(Parts of the exercise)
A: Answer these from the nurse CV guidance:
(i) What percentage of adverts mention NMC registration explicitly?
(ii) What share of adverts name specific EPR systems?
(iii) How many pages does the guidance give as the CV length for most nurses?
B: Print the part of the nurse CV guidance that begins at the words "What is the difference" and stops after "for informal contexts.".

(Source extract)

========================================

Do not write a clinical skills inventory. Write a story about who you are as a nurse, evidenced through real examples.
Before and after
A Band 5 nurse who tested Sausage Dog had this in her summary:
“Hardworking and compassionate registered nurse with several years of experience working across busy hospital wards. I enjoy looking after patients and working as part of a team.”
Tailored against a Band 6 A&E role, with the patterns from 119 real adverts applied:
“Registered adult nurse (NMC PIN: 19A1234E) with nearly five years of post-registration experience across acute assessment and surgical settings. Currently triaging and coordinating shifts on a busy admissions unit. Comfortable working at pace within the MDT, contributing to quality improvement and ready to step into a Band 6 role.”
Same nurse. Same experience. The difference: every signal the advert was looking for lands in the first two sentences.
What this means for your CV
The advert is not a technical spec. It is a list of signals. The most common signals from 119 real adverts are: NMC PIN visible, MDT explicitly evidenced, compassion used by name, leadership even at junior grades, and mentorship if you have it.
Sausage Dog now weaves all seven patterns into nurse CVs automatically. Try it free at sausagedog.io. No card needed.
Next in this series: care workers (105 adverts), teachers (113 adverts), and office admin (102 adverts).
Frequently asked
What is the single most important thing to include in a nurse CV?+
Your NMC PIN, in the top third of the page. 65% of adverts mention NMC registration explicitly. Recruiters need to verify it before shortlisting. Put it in your summary: "NMC PIN: 12A3456B — Registered Adult Nurse (RGN)" — do not leave it to be found at the bottom.
Do I need to list every clinical skill on my CV?+
No. Clinical skills like wound care, cannulation, and NEWS2 appear in fewer than 15% of NHS adverts, because the detailed checklist lives in the downloadable person specification. Your CV needs to win the initial scan, which is about who you are as a nurse, not what procedures you can perform. Show clinical competence through real examples in your bullets, not a skills inventory.
Should I mention specific EPR systems like Cerner or SystmOne?+
You can mention what you have used, but do not pad your CV with a long systems list. Fewer than 1% of adverts mention specific EPR systems by name. A single line ("Experienced with SystmOne and Cerner") is enough. Trusts train you on their systems — they are not screening on this.
What is the difference between a Band 5 and a Band 6 nurse CV?+
Leadership signals. Over a third of Band 5 adverts already mention leadership, which means Trusts are looking for evidence of future potential, not just current grade performance. For Band 6, lead with shift coordination, mentorship, audit contributions, and any quality improvement work. For Band 5, the same evidence still matters — it shows you are ready to grow.
Why does "compassion" matter more than "caring" in a nurse CV?+
"Compassion" appears in 41% of NHS nurse adverts. "Caring" does not score the same way. The NHS Constitution uses "compassion" as one of its six core values, so the word carries specific weight in NHS recruitment. Use it once, naturally, in your summary. Save "caring" for informal contexts.
How long should a nurse CV be?+
Two pages for most nurses. Three pages is acceptable for a Band 7 or above with extensive experience, publications, or audit history. One page is rarely enough to evidence MDT working, leadership, and clinical breadth. The NHS Jobs system requires you to upload a full CV alongside a supporting statement — do not try to squeeze everything into one page.

========================================

(Supplied data)
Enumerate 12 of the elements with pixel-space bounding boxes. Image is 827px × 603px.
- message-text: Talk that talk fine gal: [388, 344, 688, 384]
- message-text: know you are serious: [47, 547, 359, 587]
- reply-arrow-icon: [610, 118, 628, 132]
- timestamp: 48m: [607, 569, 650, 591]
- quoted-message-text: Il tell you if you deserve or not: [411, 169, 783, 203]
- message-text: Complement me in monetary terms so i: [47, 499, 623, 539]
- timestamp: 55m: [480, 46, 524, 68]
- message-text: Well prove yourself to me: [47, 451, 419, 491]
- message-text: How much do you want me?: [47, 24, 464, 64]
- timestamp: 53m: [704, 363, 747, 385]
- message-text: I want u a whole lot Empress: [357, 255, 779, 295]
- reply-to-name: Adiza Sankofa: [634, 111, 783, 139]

========================================

(Answers to the exercise)
A:
(i) 65%
(ii) Fewer than 1%
(iii) Two pages

B:
What is the difference between a Band 5 and a Band 6 nurse CV?+
Leadership signals. Over a third of Band 5 adverts already mention leadership, which means Trusts are looking for evidence of future potential, not just current grade performance. For Band 6, lead with shift coordination, mentorship, audit contributions, and any quality improvement work. For Band 5, the same evidence still matters — it shows you are ready to grow.
Why does "compassion" matter more than "caring" in a nurse CV?+
"Compassion" appears in 41% of NHS nurse adverts. "Caring" does not score the same way. The NHS Constitution uses "compassion" as one of its six core values, so the word carries specific weight in NHS recruitment. Use it once, naturally, in your summary. Save "caring" for informal contexts.